== INPUT ==

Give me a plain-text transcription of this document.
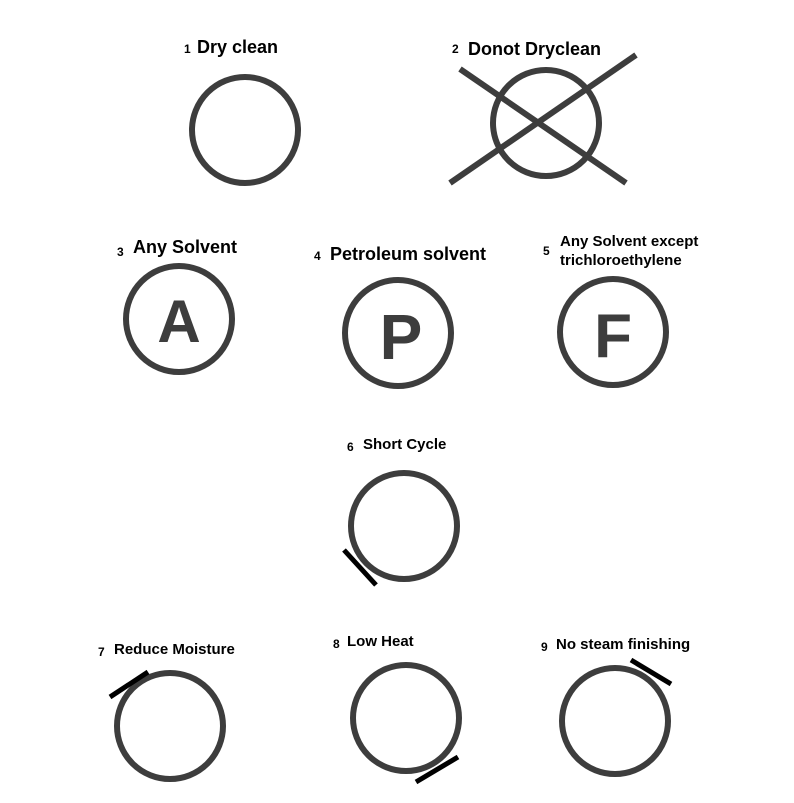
1 Dry clean	2 Donot Dryclean
3 Any Solvent	4 Petroleum solvent	5
Any Solvent except
trichloroethylene
6 Short Cycle
7 Reduce Moisture	8 Low Heat	9 No steam finishing
A	P	F
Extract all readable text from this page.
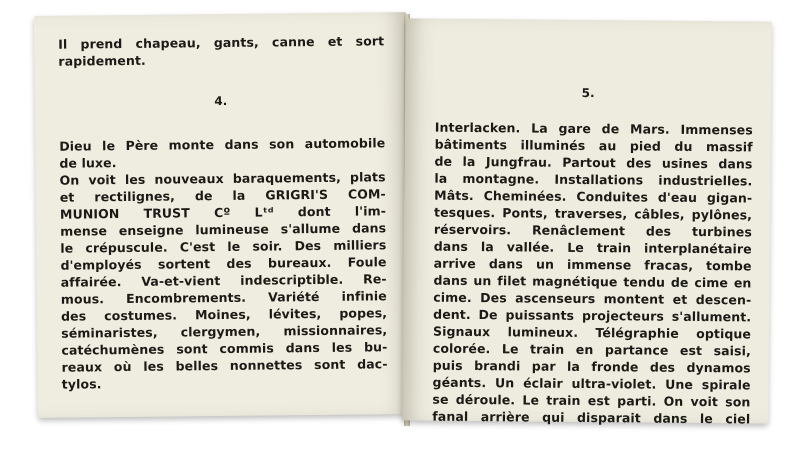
Il prend chapeau, gants, canne et sort
rapidement.
4.
Dieu le Père monte dans son automobile
de luxe.
On voit les nouveaux baraquements, plats
et rectilignes, de la GRIGRI'S COM-
MUNION TRUST Cº Lᵗᵈ dont l'im-
mense enseigne lumineuse s'allume dans
le crépuscule. C'est le soir. Des milliers
d'employés sortent des bureaux. Foule
affairée. Va-et-vient indescriptible. Re-
mous. Encombrements. Variété infinie
des costumes. Moines, lévites, popes,
séminaristes, clergymen, missionnaires,
catéchumènes sont commis dans les bu-
reaux où les belles nonnettes sont dac-
tylos.
5.
Interlacken. La gare de Mars. Immenses
bâtiments illuminés au pied du massif
de la Jungfrau. Partout des usines dans
la montagne. Installations industrielles.
Mâts. Cheminées. Conduites d'eau gigan-
tesques. Ponts, traverses, câbles, pylônes,
réservoirs. Renâclement des turbines
dans la vallée. Le train interplanétaire
arrive dans un immense fracas, tombe
dans un filet magnétique tendu de cime en
cime. Des ascenseurs montent et descen-
dent. De puissants projecteurs s'allument.
Signaux lumineux. Télégraphie optique
colorée. Le train en partance est saisi,
puis brandi par la fronde des dynamos
géants. Un éclair ultra-violet. Une spirale
se déroule. Le train est parti. On voit son
fanal arrière qui disparait dans le ciel
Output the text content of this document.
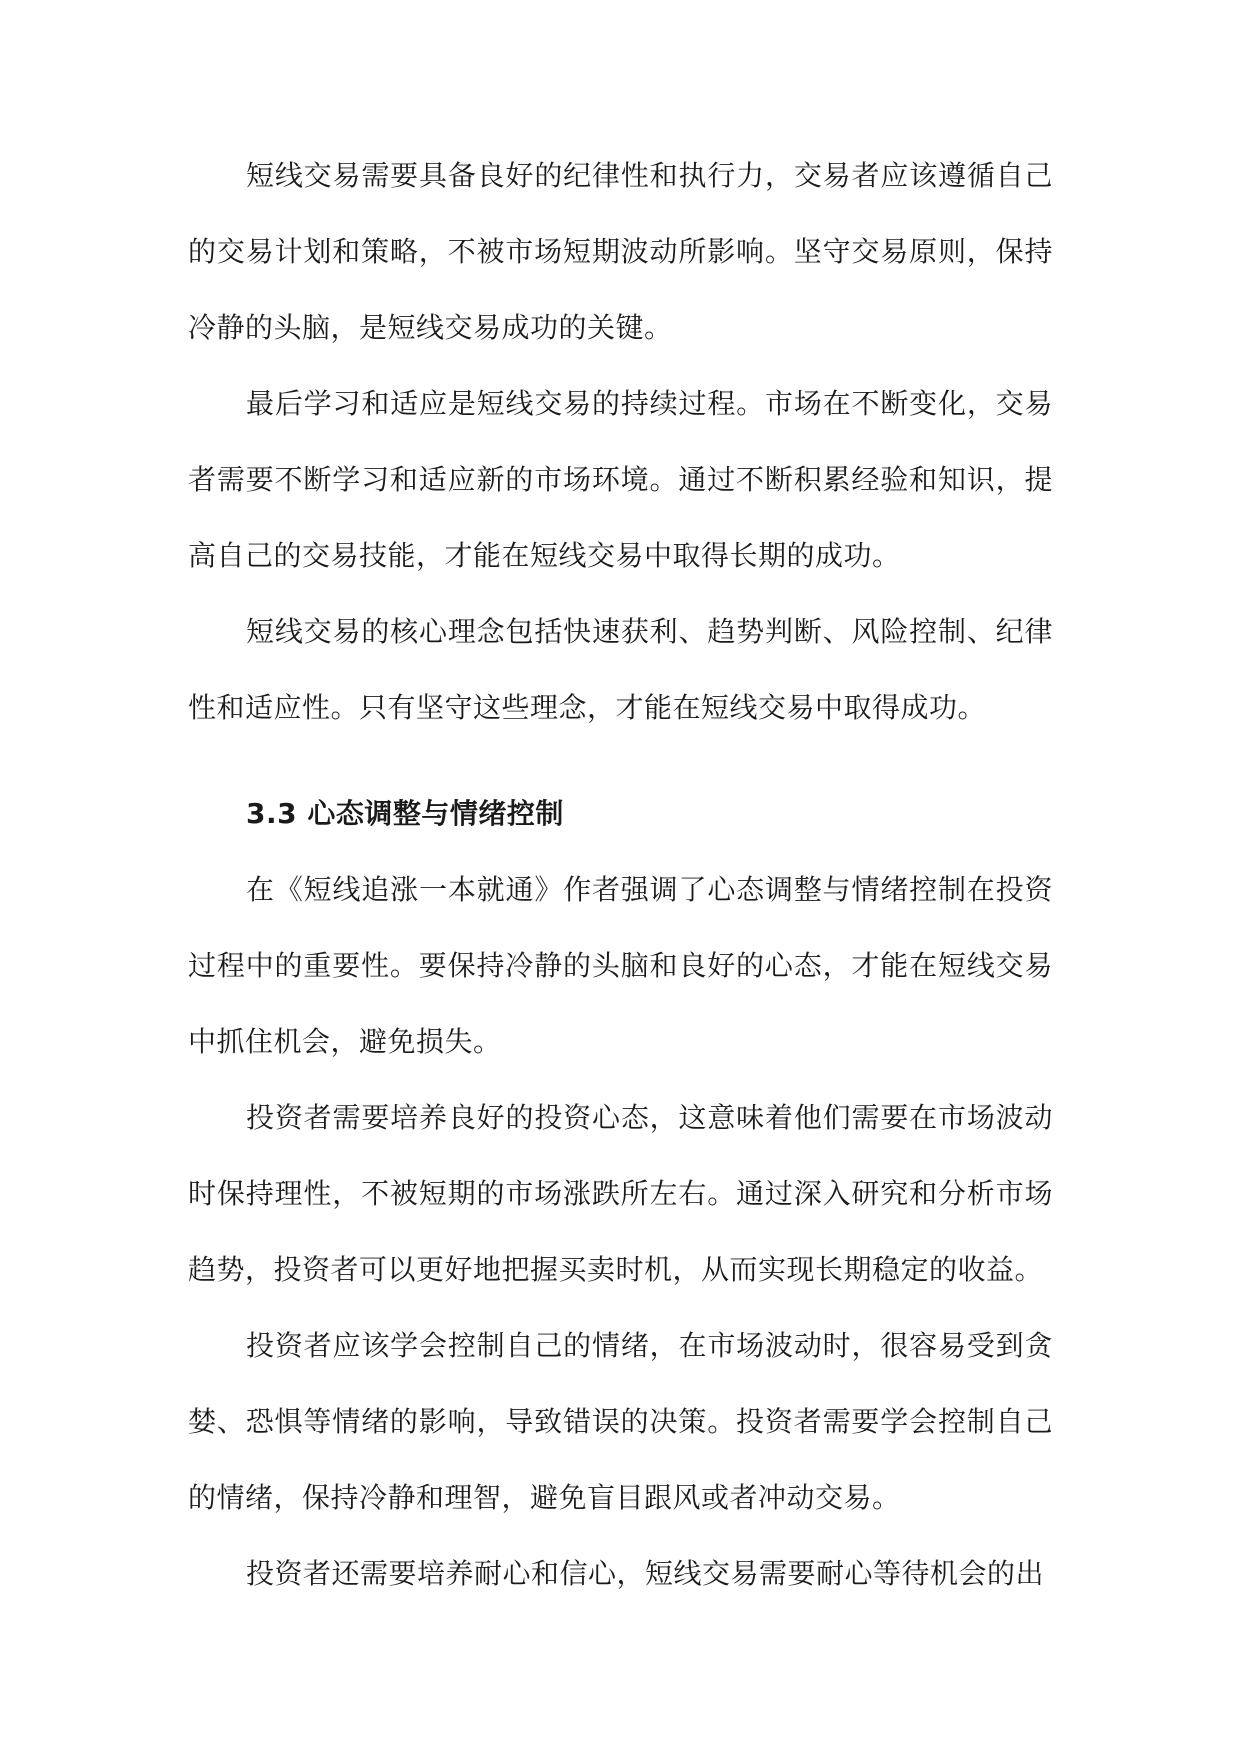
短线交易需要具备良好的纪律性和执行力，交易者应该遵循自己的交易计划和策略，不被市场短期波动所影响。坚守交易原则，保持冷静的头脑，是短线交易成功的关键。

最后学习和适应是短线交易的持续过程。市场在不断变化，交易者需要不断学习和适应新的市场环境。通过不断积累经验和知识，提高自己的交易技能，才能在短线交易中取得长期的成功。

短线交易的核心理念包括快速获利、趋势判断、风险控制、纪律性和适应性。只有坚守这些理念，才能在短线交易中取得成功。

3.3 心态调整与情绪控制

在《短线追涨一本就通》作者强调了心态调整与情绪控制在投资过程中的重要性。要保持冷静的头脑和良好的心态，才能在短线交易中抓住机会，避免损失。

投资者需要培养良好的投资心态，这意味着他们需要在市场波动时保持理性，不被短期的市场涨跌所左右。通过深入研究和分析市场趋势，投资者可以更好地把握买卖时机，从而实现长期稳定的收益。

投资者应该学会控制自己的情绪，在市场波动时，很容易受到贪婪、恐惧等情绪的影响，导致错误的决策。投资者需要学会控制自己的情绪，保持冷静和理智，避免盲目跟风或者冲动交易。

投资者还需要培养耐心和信心，短线交易需要耐心等待机会的出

== EXERCISE DIRECTIONS ==
Copy every line that includes the string "voit" from the material above.

== SOLUTION FOR THIS TASK ==
On voit les nouveaux baraquements, plats
se déroule. Le train est parti. On voit son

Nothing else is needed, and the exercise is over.